Dataset items
________

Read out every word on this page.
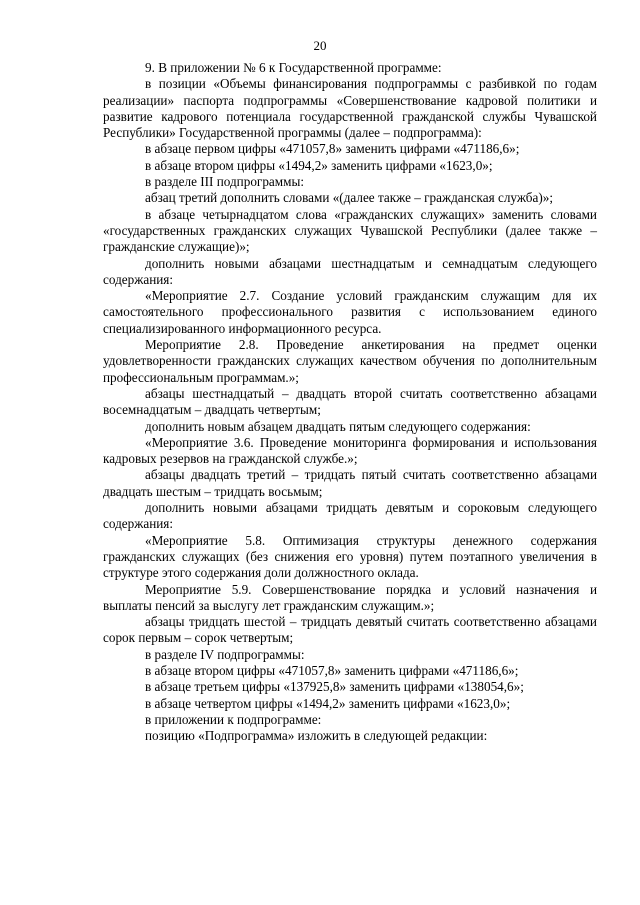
20

9. В приложении № 6 к Государственной программе:

в позиции «Объемы финансирования подпрограммы с разбивкой по годам реализации» паспорта подпрограммы «Совершенствование кадровой политики и развитие кадрового потенциала государственной гражданской службы Чувашской Республики» Государственной программы (далее – подпрограмма):

в абзаце первом цифры «471057,8» заменить цифрами «471186,6»;

в абзаце втором цифры «1494,2» заменить цифрами «1623,0»;

в разделе III подпрограммы:

абзац третий дополнить словами «(далее также – гражданская служба)»;

в абзаце четырнадцатом слова «гражданских служащих» заменить словами «государственных гражданских служащих Чувашской Республики (далее также – гражданские служащие)»;

дополнить новыми абзацами шестнадцатым и семнадцатым следующего содержания:

«Мероприятие 2.7. Создание условий гражданским служащим для их самостоятельного профессионального развития с использованием единого специализированного информационного ресурса.

Мероприятие 2.8. Проведение анкетирования на предмет оценки удовлетворенности гражданских служащих качеством обучения по дополнительным профессиональным программам.»;

абзацы шестнадцатый – двадцать второй считать соответственно абзацами восемнадцатым – двадцать четвертым;

дополнить новым абзацем двадцать пятым следующего содержания:

«Мероприятие 3.6. Проведение мониторинга формирования и использования кадровых резервов на гражданской службе.»;

абзацы двадцать третий – тридцать пятый считать соответственно абзацами двадцать шестым – тридцать восьмым;

дополнить новыми абзацами тридцать девятым и сороковым следующего содержания:

«Мероприятие 5.8. Оптимизация структуры денежного содержания гражданских служащих (без снижения его уровня) путем поэтапного увеличения в структуре этого содержания доли должностного оклада.

Мероприятие 5.9. Совершенствование порядка и условий назначения и выплаты пенсий за выслугу лет гражданским служащим.»;

абзацы тридцать шестой – тридцать девятый считать соответственно абзацами сорок первым – сорок четвертым;

в разделе IV подпрограммы:

в абзаце втором цифры «471057,8» заменить цифрами «471186,6»;

в абзаце третьем цифры «137925,8» заменить цифрами «138054,6»;

в абзаце четвертом цифры «1494,2» заменить цифрами «1623,0»;

в приложении к подпрограмме:

позицию «Подпрограмма» изложить в следующей редакции:
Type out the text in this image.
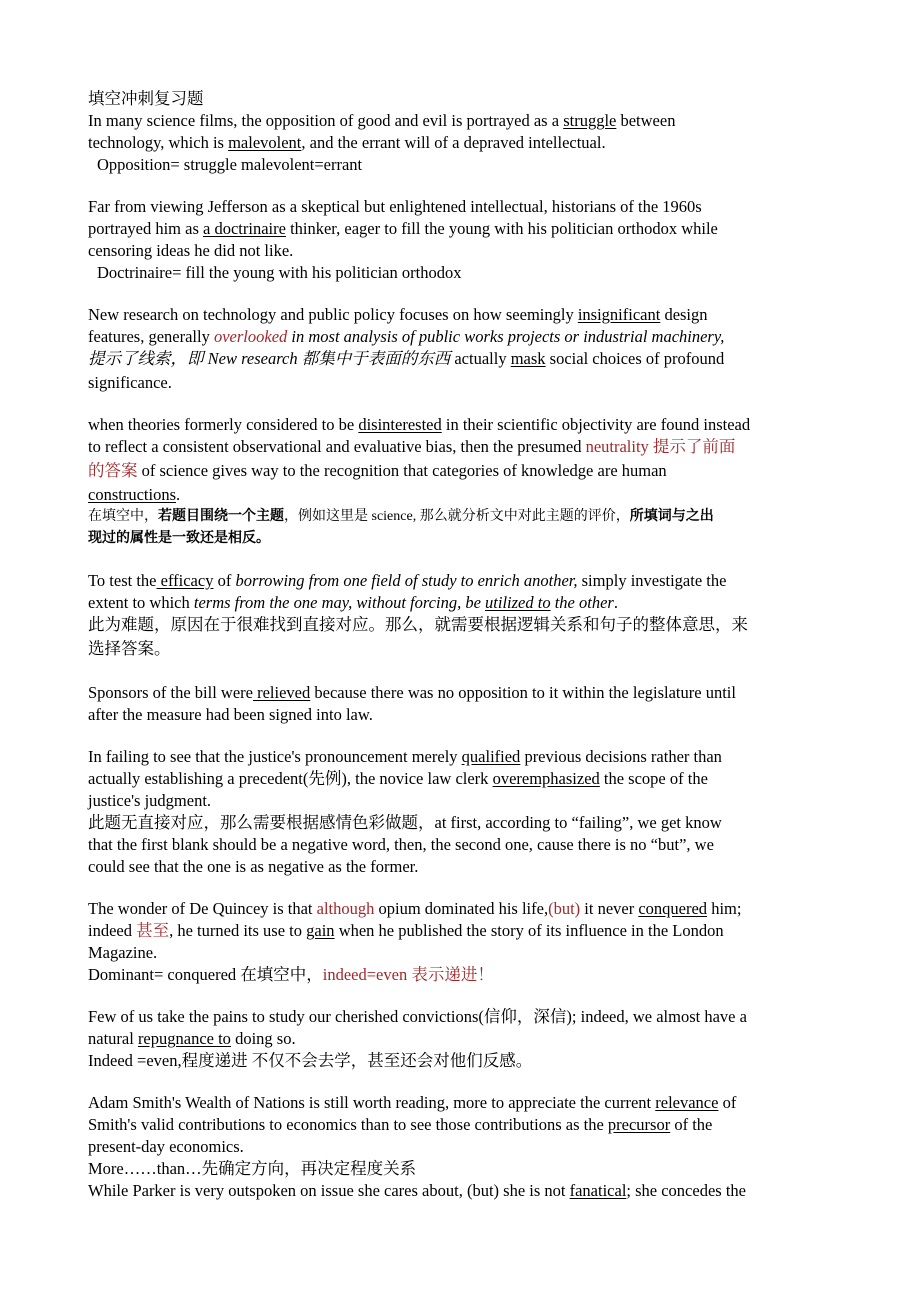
填空冲刺复习题
In many science films, the opposition of good and evil is portrayed as a struggle between
technology, which is malevolent, and the errant will of a depraved intellectual.
Opposition= struggle malevolent=errant
Far from viewing Jefferson as a skeptical but enlightened intellectual, historians of the 1960s
portrayed him as a doctrinaire thinker, eager to fill the young with his politician orthodox while
censoring ideas he did not like.
Doctrinaire= fill the young with his politician orthodox
New research on technology and public policy focuses on how seemingly insignificant design
features, generally overlooked in most analysis of public works projects or industrial machinery,
提示了线索，即 New research 都集中于表面的东西 actually mask social choices of profound
significance.
when theories formerly considered to be disinterested in their scientific objectivity are found instead
to reflect a consistent observational and evaluative bias, then the presumed neutrality 提示了前面
的答案 of science gives way to the recognition that categories of knowledge are human
constructions.
在填空中，若题目围绕一个主题，例如这里是 science, 那么就分析文中对此主题的评价，所填词与之出
现过的属性是一致还是相反。
To test the efficacy of borrowing from one field of study to enrich another, simply investigate the
extent to which terms from the one may, without forcing, be utilized to the other.
此为难题，原因在于很难找到直接对应。那么，就需要根据逻辑关系和句子的整体意思，来
选择答案。
Sponsors of the bill were relieved because there was no opposition to it within the legislature until
after the measure had been signed into law.
In failing to see that the justice's pronouncement merely qualified previous decisions rather than
actually establishing a precedent(先例), the novice law clerk overemphasized the scope of the
justice's judgment.
此题无直接对应，那么需要根据感情色彩做题，at first, according to “failing”, we get know
that the first blank should be a negative word, then, the second one, cause there is no “but”, we
could see that the one is as negative as the former.
The wonder of De Quincey is that although opium dominated his life,(but) it never conquered him;
indeed 甚至, he turned its use to gain when he published the story of its influence in the London
Magazine.
Dominant= conquered 在填空中，indeed=even 表示递进！
Few of us take the pains to study our cherished convictions(信仰，深信); indeed, we almost have a
natural repugnance to doing so.
Indeed =even,程度递进 不仅不会去学，甚至还会对他们反感。
Adam Smith's Wealth of Nations is still worth reading, more to appreciate the current relevance of
Smith's valid contributions to economics than to see those contributions as the precursor of the
present-day economics.
More……than…先确定方向，再决定程度关系
While Parker is very outspoken on issue she cares about, (but) she is not fanatical; she concedes the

________

Exercise objective — Go through the listing above and locate each line that holds the word "failing". Copy those lines.

Task output —
In failing to see that the justice's pronouncement merely qualified previous decisions rather than
此题无直接对应，那么需要根据感情色彩做题，at first, according to “failing”, we get know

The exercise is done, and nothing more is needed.